** WHAT THE TASK REQUIRES **
Write out every line below that includes the word "机关事业单位基本养老保险缴费支出".

** STORED ROWS **
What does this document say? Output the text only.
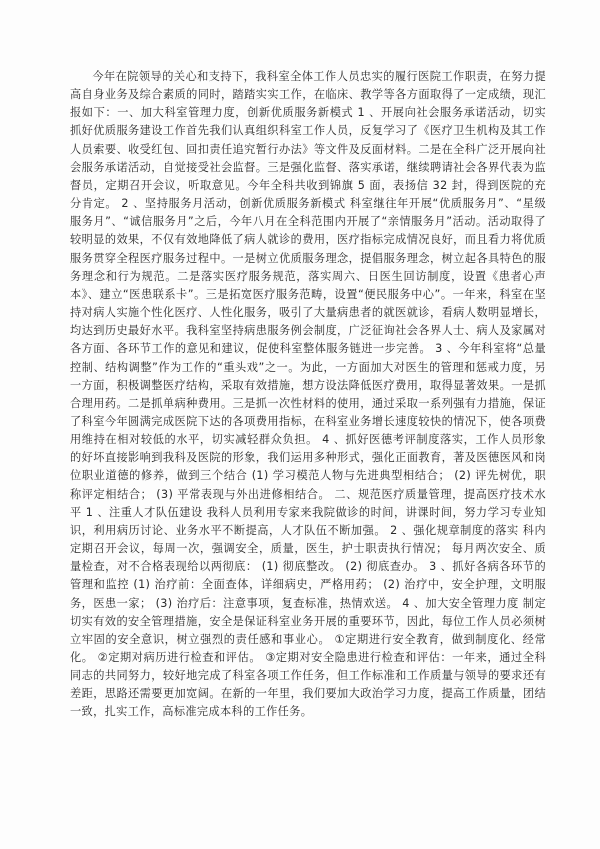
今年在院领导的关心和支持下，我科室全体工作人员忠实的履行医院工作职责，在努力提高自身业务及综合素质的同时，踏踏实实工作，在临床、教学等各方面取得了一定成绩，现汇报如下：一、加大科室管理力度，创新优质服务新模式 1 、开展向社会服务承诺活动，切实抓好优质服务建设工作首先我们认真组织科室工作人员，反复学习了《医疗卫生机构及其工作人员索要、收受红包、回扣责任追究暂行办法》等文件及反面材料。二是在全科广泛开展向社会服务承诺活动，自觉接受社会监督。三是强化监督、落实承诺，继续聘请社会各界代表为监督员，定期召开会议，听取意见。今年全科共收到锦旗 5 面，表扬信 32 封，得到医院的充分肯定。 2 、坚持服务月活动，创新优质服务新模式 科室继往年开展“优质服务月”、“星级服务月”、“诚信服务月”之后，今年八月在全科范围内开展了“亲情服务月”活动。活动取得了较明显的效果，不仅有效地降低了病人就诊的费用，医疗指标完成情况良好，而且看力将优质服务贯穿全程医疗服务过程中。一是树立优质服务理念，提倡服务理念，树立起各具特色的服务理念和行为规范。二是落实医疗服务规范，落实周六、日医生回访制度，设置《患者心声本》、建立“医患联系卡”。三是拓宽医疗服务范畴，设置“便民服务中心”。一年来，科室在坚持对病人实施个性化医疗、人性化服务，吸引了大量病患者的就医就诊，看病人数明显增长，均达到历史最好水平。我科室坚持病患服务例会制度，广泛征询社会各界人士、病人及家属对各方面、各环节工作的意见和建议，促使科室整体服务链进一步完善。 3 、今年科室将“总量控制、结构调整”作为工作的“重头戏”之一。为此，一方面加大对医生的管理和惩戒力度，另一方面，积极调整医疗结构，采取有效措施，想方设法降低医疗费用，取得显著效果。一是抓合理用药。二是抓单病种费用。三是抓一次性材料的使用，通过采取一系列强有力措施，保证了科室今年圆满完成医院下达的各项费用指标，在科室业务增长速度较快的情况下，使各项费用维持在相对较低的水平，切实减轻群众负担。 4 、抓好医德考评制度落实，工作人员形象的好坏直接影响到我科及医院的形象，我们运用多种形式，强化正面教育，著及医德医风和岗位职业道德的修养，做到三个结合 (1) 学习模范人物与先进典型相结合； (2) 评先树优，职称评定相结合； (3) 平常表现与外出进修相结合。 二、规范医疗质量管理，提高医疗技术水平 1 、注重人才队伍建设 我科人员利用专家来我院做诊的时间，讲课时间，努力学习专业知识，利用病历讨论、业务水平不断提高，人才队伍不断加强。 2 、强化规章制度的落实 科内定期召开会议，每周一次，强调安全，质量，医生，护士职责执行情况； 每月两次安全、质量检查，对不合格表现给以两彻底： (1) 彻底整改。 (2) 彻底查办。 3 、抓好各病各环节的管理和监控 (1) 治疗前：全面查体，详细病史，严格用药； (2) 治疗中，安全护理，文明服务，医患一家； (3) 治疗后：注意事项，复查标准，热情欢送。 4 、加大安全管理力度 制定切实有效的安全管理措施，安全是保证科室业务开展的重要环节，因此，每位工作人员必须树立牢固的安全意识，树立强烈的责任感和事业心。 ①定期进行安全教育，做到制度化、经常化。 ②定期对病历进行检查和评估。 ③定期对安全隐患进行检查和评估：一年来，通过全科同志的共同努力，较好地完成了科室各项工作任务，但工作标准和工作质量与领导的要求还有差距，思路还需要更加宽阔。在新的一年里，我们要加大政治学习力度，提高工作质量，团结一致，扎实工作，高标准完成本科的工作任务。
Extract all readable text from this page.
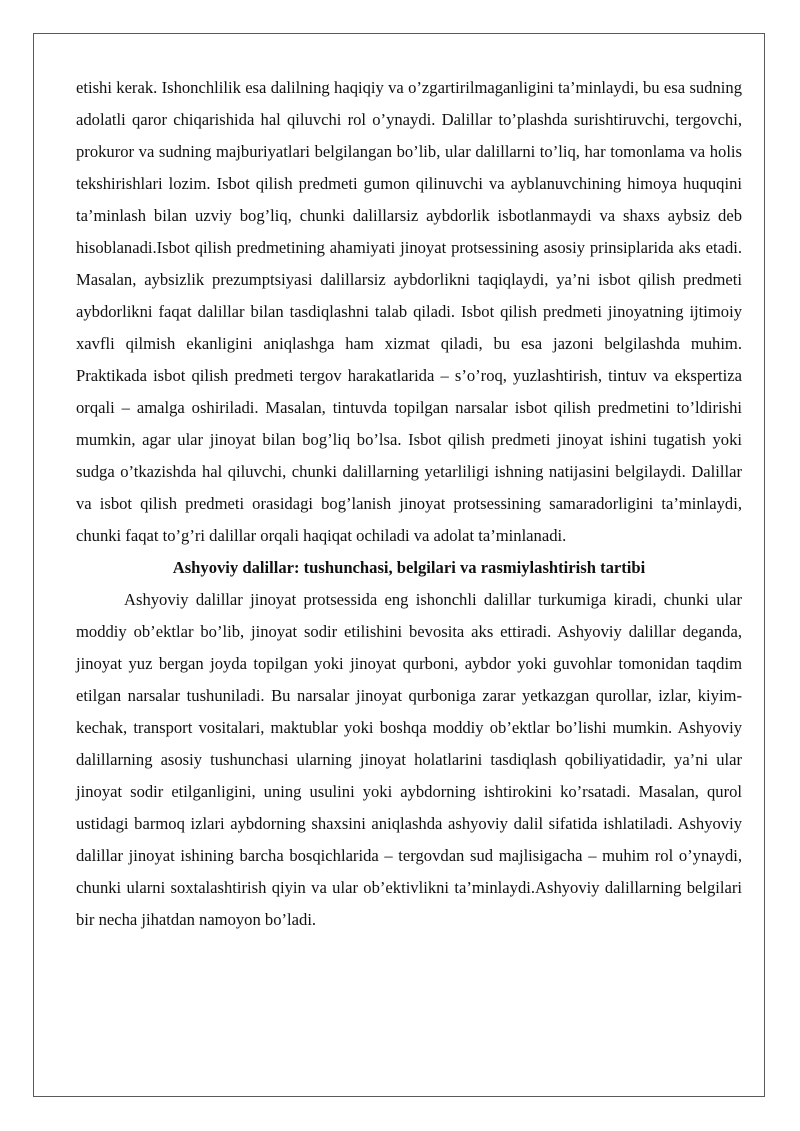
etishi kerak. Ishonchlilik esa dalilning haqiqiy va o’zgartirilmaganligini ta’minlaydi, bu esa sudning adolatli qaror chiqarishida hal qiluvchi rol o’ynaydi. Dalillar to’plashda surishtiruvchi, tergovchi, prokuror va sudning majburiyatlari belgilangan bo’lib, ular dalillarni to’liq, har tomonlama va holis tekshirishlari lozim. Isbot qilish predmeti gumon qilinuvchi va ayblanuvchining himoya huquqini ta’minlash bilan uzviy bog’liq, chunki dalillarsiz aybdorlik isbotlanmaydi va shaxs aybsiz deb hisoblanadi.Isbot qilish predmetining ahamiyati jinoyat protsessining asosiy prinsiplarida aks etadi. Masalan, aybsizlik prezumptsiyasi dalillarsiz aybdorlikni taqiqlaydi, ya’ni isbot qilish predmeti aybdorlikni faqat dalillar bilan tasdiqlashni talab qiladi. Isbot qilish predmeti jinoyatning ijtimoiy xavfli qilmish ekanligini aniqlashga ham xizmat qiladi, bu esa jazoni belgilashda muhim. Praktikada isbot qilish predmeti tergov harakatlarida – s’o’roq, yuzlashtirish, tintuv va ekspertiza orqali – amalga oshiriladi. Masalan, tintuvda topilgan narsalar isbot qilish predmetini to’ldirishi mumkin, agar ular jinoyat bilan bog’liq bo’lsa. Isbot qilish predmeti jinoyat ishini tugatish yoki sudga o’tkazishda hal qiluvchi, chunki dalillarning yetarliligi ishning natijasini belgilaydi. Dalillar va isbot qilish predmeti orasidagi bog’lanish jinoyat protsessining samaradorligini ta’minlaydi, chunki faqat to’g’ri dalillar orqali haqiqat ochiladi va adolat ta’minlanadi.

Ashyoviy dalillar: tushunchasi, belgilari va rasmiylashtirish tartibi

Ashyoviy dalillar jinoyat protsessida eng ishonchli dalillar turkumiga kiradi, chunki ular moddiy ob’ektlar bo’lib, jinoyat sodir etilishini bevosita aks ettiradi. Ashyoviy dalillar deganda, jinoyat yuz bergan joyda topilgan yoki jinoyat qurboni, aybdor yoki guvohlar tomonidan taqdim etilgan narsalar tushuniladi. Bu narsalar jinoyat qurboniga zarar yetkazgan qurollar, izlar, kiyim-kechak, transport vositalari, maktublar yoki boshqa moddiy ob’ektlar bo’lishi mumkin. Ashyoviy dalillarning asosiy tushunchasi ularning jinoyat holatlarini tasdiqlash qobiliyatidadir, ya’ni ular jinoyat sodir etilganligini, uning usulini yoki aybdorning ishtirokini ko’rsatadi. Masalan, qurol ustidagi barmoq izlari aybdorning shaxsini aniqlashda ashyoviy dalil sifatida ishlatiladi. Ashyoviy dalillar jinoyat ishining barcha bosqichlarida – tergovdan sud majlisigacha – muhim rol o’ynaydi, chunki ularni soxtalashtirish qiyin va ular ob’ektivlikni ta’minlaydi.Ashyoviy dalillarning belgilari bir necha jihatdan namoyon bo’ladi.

--

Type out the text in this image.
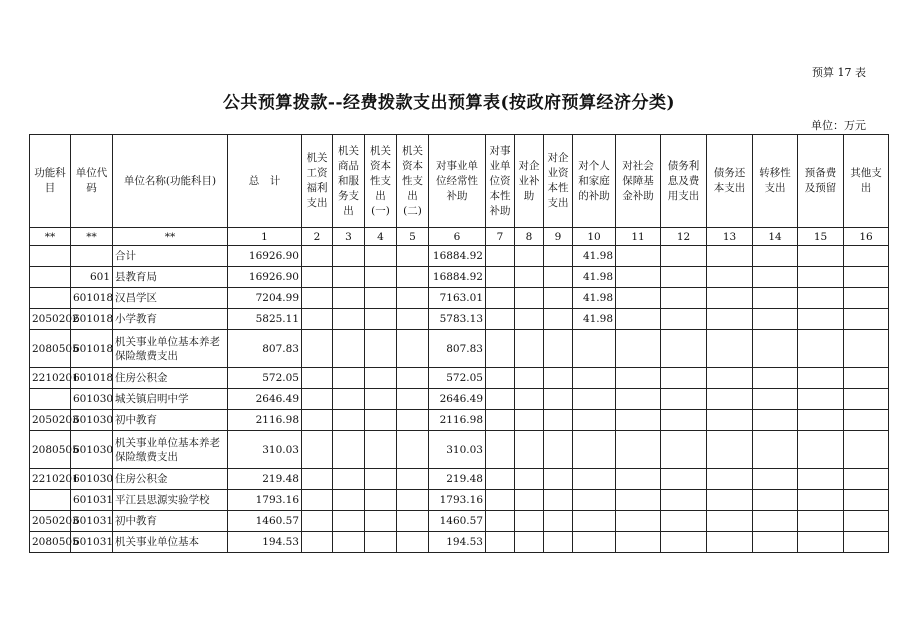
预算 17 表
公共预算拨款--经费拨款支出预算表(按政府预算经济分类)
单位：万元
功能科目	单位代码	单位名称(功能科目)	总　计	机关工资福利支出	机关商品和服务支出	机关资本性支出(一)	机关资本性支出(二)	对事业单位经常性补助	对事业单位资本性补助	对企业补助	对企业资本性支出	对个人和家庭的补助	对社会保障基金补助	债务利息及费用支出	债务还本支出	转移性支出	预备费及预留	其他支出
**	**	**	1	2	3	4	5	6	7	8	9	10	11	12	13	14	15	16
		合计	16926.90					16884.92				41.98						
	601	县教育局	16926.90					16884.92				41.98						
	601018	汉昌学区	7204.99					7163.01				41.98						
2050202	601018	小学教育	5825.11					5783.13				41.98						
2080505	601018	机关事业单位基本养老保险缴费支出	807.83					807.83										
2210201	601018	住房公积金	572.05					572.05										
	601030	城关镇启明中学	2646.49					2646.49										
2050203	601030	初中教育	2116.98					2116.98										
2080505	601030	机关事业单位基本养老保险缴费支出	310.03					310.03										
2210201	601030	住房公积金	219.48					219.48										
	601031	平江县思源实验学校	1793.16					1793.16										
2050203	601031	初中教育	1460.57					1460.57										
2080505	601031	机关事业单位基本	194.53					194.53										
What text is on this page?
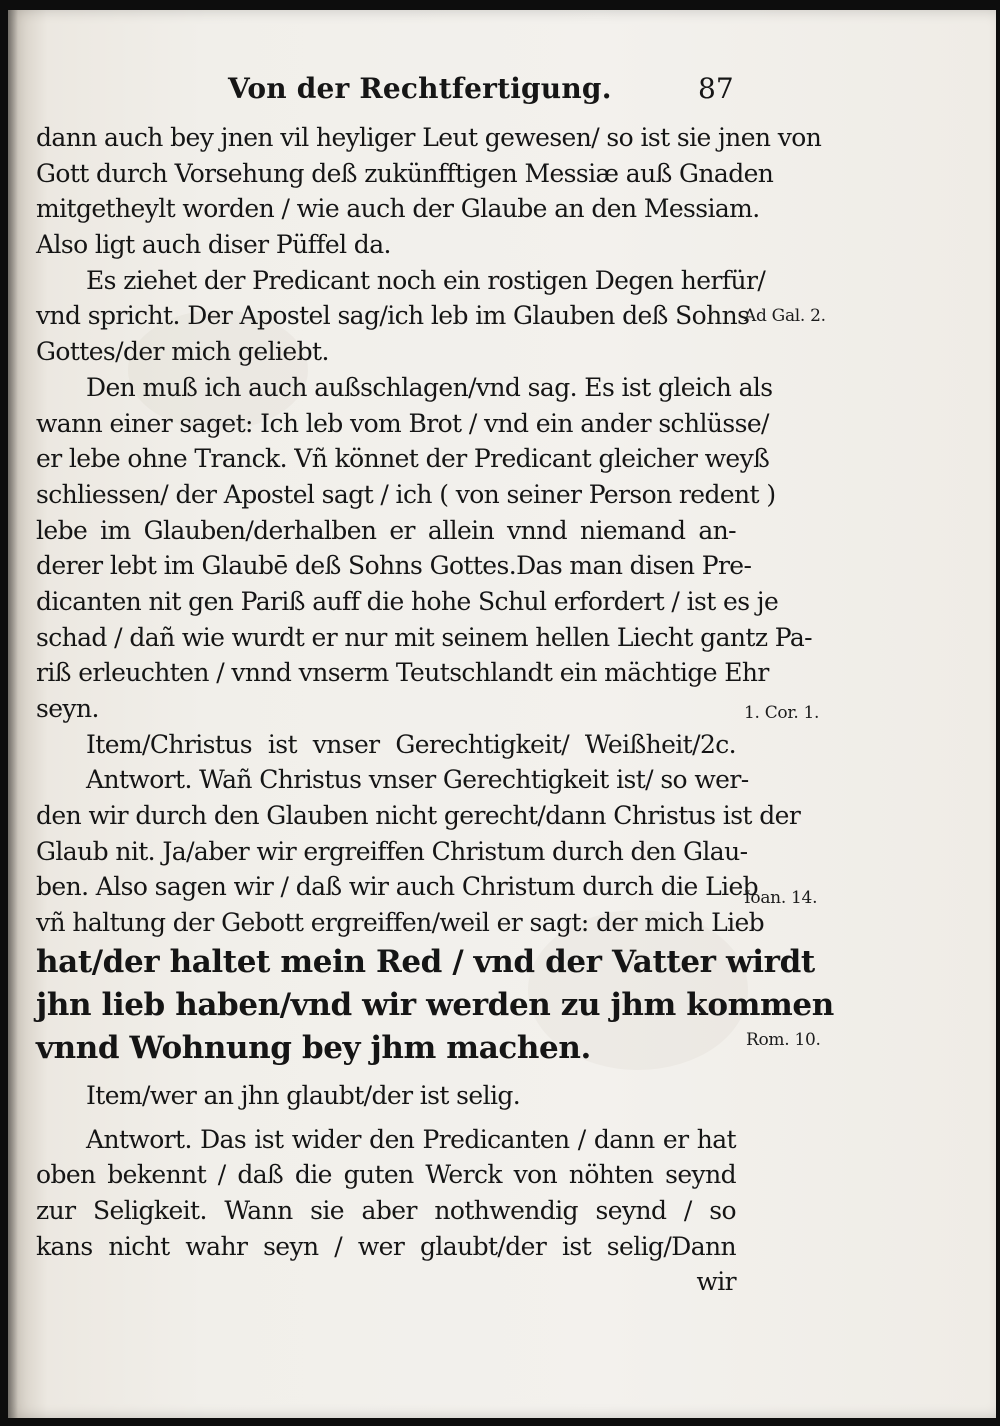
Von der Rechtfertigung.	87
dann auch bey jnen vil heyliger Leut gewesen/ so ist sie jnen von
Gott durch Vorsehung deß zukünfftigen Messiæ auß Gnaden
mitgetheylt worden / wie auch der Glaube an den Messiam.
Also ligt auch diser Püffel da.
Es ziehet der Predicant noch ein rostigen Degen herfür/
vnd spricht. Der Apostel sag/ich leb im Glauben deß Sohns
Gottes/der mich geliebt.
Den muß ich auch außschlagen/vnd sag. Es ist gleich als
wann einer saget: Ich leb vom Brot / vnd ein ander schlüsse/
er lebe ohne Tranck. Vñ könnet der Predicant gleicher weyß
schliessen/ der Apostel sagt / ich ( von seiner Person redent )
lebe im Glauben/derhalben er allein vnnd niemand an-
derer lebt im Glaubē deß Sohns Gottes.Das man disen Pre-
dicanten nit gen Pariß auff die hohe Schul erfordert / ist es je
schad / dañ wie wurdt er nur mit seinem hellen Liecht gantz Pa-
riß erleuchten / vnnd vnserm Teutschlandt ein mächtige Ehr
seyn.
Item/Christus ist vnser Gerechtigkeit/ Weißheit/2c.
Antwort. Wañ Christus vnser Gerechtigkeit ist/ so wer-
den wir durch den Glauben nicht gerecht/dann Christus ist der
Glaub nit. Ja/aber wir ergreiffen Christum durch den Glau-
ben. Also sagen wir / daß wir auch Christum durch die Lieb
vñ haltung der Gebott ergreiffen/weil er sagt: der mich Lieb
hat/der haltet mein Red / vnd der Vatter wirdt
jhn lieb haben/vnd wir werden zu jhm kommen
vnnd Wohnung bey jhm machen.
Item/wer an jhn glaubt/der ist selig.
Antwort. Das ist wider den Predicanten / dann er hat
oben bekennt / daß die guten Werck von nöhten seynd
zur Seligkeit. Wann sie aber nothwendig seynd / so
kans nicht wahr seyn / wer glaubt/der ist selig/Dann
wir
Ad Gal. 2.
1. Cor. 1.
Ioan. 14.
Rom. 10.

** ANSWER FOR THIS EXERCISE **
2080505	601018	机关事业单位基本养老保险缴费支出	807.83					807.83										
2080505	601030	机关事业单位基本养老保险缴费支出	310.03					310.03										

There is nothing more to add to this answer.